### Exercise instructions
Extract all of the entries and set them down verbatim.

━━ Task material ━━

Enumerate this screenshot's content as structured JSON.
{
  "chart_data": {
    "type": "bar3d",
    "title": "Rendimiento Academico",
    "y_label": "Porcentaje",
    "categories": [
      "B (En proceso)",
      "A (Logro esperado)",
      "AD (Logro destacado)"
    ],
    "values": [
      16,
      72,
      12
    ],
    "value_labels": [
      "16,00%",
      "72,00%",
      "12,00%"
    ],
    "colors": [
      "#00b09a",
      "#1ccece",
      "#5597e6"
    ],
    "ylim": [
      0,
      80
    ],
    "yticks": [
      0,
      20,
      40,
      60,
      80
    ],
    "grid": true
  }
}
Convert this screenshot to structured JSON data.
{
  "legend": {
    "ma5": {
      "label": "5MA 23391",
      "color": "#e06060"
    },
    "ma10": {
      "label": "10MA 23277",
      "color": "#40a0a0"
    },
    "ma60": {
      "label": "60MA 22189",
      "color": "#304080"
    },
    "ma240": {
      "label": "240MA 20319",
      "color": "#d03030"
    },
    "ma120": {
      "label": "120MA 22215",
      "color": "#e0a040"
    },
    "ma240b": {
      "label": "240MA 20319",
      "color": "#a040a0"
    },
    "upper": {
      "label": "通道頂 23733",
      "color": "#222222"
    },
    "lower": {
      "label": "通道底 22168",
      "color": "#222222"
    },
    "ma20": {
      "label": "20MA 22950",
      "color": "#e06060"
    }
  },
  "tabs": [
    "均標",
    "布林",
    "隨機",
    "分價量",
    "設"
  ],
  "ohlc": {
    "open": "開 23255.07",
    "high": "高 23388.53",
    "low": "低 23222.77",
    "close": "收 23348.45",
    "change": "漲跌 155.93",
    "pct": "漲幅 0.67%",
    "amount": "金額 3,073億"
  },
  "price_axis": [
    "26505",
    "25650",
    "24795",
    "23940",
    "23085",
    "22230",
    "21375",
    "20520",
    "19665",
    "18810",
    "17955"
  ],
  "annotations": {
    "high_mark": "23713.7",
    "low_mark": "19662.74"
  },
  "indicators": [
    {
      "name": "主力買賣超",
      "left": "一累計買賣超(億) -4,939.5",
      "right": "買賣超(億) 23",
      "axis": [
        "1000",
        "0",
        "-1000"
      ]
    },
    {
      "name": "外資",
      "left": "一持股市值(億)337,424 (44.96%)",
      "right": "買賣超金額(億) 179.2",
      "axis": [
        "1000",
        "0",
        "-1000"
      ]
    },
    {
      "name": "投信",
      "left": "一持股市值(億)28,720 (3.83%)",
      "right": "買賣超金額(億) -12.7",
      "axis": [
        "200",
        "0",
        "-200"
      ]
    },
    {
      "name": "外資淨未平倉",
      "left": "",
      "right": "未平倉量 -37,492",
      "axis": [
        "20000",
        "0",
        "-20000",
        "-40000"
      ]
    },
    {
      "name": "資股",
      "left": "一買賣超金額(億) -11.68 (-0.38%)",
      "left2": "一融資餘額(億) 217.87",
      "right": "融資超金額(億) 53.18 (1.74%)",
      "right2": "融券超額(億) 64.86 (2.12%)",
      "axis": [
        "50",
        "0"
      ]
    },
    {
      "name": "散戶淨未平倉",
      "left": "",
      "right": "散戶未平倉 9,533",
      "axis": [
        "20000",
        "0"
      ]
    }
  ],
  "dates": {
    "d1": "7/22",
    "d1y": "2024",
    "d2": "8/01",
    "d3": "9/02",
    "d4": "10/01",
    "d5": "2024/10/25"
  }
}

━━━

### Task response
Enumerate this screenshot's content as structured JSON.
{
  "chart_data": {
    "type": "bar3d",
    "title": "Rendimiento Academico",
    "y_label": "Porcentaje",
    "categories": [
      "B (En proceso)",
      "A (Logro esperado)",
      "AD (Logro destacado)"
    ],
    "values": [
      16,
      72,
      12
    ],
    "value_labels": [
      "16,00%",
      "72,00%",
      "12,00%"
    ],
    "colors": [
      "#00b09a",
      "#1ccece",
      "#5597e6"
    ],
    "ylim": [
      0,
      80
    ],
    "yticks": [
      0,
      20,
      40,
      60,
      80
    ],
    "grid": true
  }
}
Convert this screenshot to structured JSON data.
{
  "legend": {
    "ma5": {
      "label": "5MA 23391",
      "color": "#e06060"
    },
    "ma10": {
      "label": "10MA 23277",
      "color": "#40a0a0"
    },
    "ma60": {
      "label": "60MA 22189",
      "color": "#304080"
    },
    "ma240": {
      "label": "240MA 20319",
      "color": "#d03030"
    },
    "ma120": {
      "label": "120MA 22215",
      "color": "#e0a040"
    },
    "ma240b": {
      "label": "240MA 20319",
      "color": "#a040a0"
    },
    "upper": {
      "label": "通道頂 23733",
      "color": "#222222"
    },
    "lower": {
      "label": "通道底 22168",
      "color": "#222222"
    },
    "ma20": {
      "label": "20MA 22950",
      "color": "#e06060"
    }
  },
  "tabs": [
    "均標",
    "布林",
    "隨機",
    "分價量",
    "設"
  ],
  "ohlc": {
    "open": "開 23255.07",
    "high": "高 23388.53",
    "low": "低 23222.77",
    "close": "收 23348.45",
    "change": "漲跌 155.93",
    "pct": "漲幅 0.67%",
    "amount": "金額 3,073億"
  },
  "price_axis": [
    "26505",
    "25650",
    "24795",
    "23940",
    "23085",
    "22230",
    "21375",
    "20520",
    "19665",
    "18810",
    "17955"
  ],
  "annotations": {
    "high_mark": "23713.7",
    "low_mark": "19662.74"
  },
  "indicators": [
    {
      "name": "主力買賣超",
      "left": "一累計買賣超(億) -4,939.5",
      "right": "買賣超(億) 23",
      "axis": [
        "1000",
        "0",
        "-1000"
      ]
    },
    {
      "name": "外資",
      "left": "一持股市值(億)337,424 (44.96%)",
      "right": "買賣超金額(億) 179.2",
      "axis": [
        "1000",
        "0",
        "-1000"
      ]
    },
    {
      "name": "投信",
      "left": "一持股市值(億)28,720 (3.83%)",
      "right": "買賣超金額(億) -12.7",
      "axis": [
        "200",
        "0",
        "-200"
      ]
    },
    {
      "name": "外資淨未平倉",
      "left": "",
      "right": "未平倉量 -37,492",
      "axis": [
        "20000",
        "0",
        "-20000",
        "-40000"
      ]
    },
    {
      "name": "資股",
      "left": "一買賣超金額(億) -11.68 (-0.38%)",
      "left2": "一融資餘額(億) 217.87",
      "right": "融資超金額(億) 53.18 (1.74%)",
      "right2": "融券超額(億) 64.86 (2.12%)",
      "axis": [
        "50",
        "0"
      ]
    },
    {
      "name": "散戶淨未平倉",
      "left": "",
      "right": "散戶未平倉 9,533",
      "axis": [
        "20000",
        "0"
      ]
    }
  ],
  "dates": {
    "d1": "7/22",
    "d1y": "2024",
    "d2": "8/01",
    "d3": "9/02",
    "d4": "10/01",
    "d5": "2024/10/25"
  }
}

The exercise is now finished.